-- BEGIN Listed entries --
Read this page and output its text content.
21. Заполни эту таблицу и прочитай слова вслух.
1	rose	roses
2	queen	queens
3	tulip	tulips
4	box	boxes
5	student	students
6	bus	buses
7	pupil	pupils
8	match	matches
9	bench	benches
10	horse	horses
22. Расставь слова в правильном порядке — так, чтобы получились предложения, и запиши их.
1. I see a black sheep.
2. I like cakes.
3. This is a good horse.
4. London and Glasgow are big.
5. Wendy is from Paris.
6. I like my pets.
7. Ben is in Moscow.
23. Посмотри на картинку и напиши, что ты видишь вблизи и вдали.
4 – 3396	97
-- END Listed entries --
• Stated goal
Reproduce the full listing word for word.

• Answer to this problem
Read this page and output its text content.
21. Заполни эту таблицу и прочитай слова вслух.
1	rose	roses
2	queen	queens
3	tulip	tulips
4	box	boxes
5	student	students
6	bus	buses
7	pupil	pupils
8	match	matches
9	bench	benches
10	horse	horses
22. Расставь слова в правильном порядке — так, чтобы получились предложения, и запиши их.
1. I see a black sheep.
2. I like cakes.
3. This is a good horse.
4. London and Glasgow are big.
5. Wendy is from Paris.
6. I like my pets.
7. Ben is in Moscow.
23. Посмотри на картинку и напиши, что ты видишь вблизи и вдали.
4 – 3396	97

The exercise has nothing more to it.